Across the entries, how many lines have the string "bevissthet" in them? Reply with only a number.

• [Records for this task]
━━━
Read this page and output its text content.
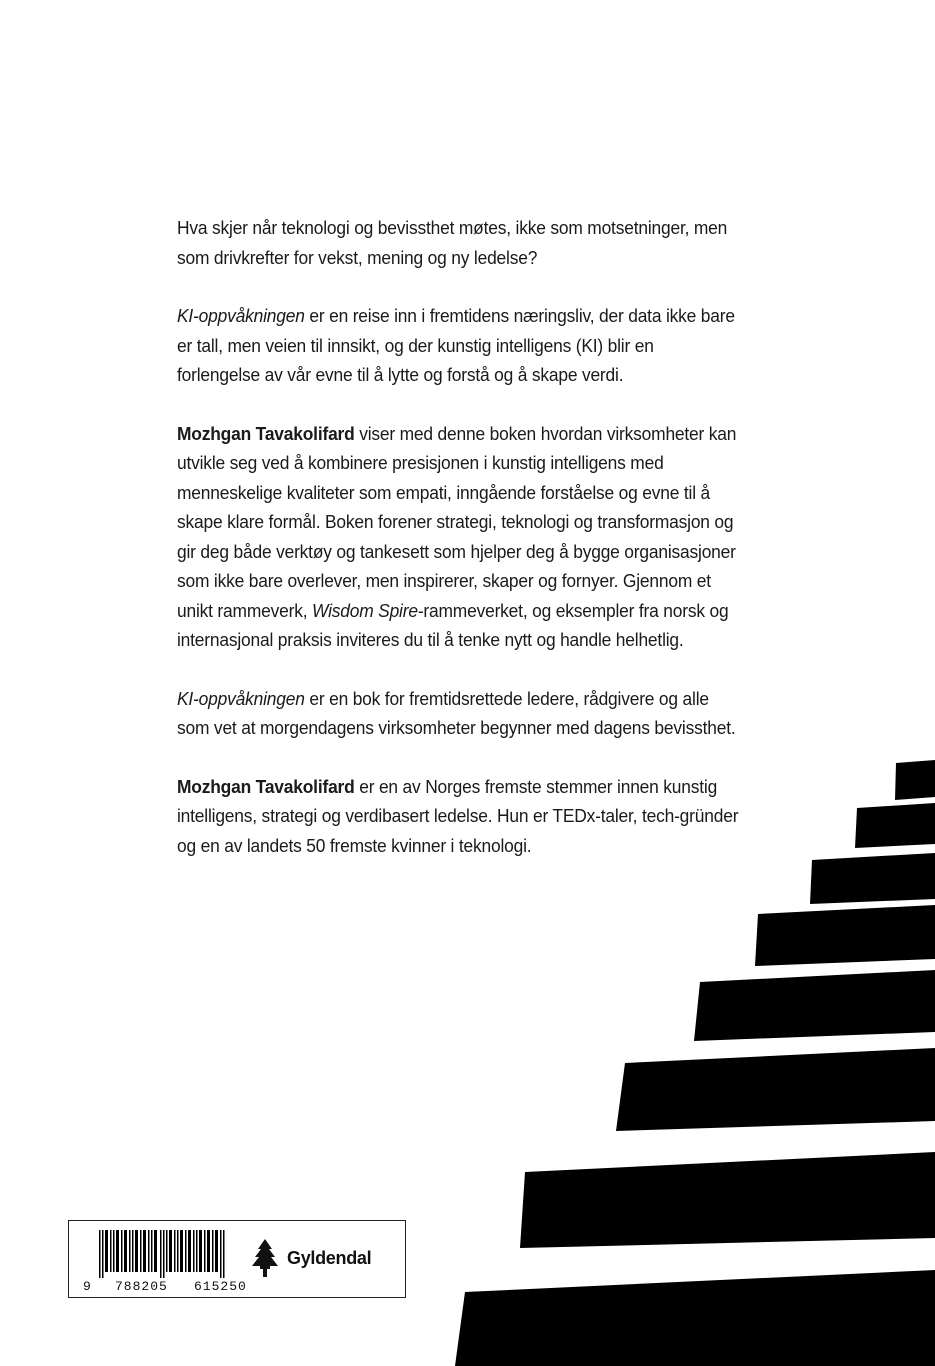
Hva skjer når teknologi og bevissthet møtes, ikke som motsetninger, men som drivkrefter for vekst, mening og ny ledelse?

KI-oppvåkningen er en reise inn i fremtidens næringsliv, der data ikke bare er tall, men veien til innsikt, og der kunstig intelligens (KI) blir en forlengelse av vår evne til å lytte og forstå og å skape verdi.

Mozhgan Tavakolifard viser med denne boken hvordan virksomheter kan utvikle seg ved å kombinere presisjonen i kunstig intelligens med menneskelige kvaliteter som empati, inngående forståelse og evne til å skape klare formål. Boken forener strategi, teknologi og transformasjon og gir deg både verktøy og tankesett som hjelper deg å bygge organisasjoner som ikke bare overlever, men inspirerer, skaper og fornyer. Gjennom et unikt rammeverk, Wisdom Spire-rammeverket, og eksempler fra norsk og internasjonal praksis inviteres du til å tenke nytt og handle helhetlig.

KI-oppvåkningen er en bok for fremtidsrettede ledere, rådgivere og alle som vet at morgendagens virksomheter begynner med dagens bevissthet.

Mozhgan Tavakolifard er en av Norges fremste stemmer innen kunstig intelligens, strategi og verdibasert ledelse. Hun er TEDx-taler, tech-gründer og en av landets 50 fremste kvinner i teknologi.

9 788205 615250
Gyldendal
━━━
• [Task output] 2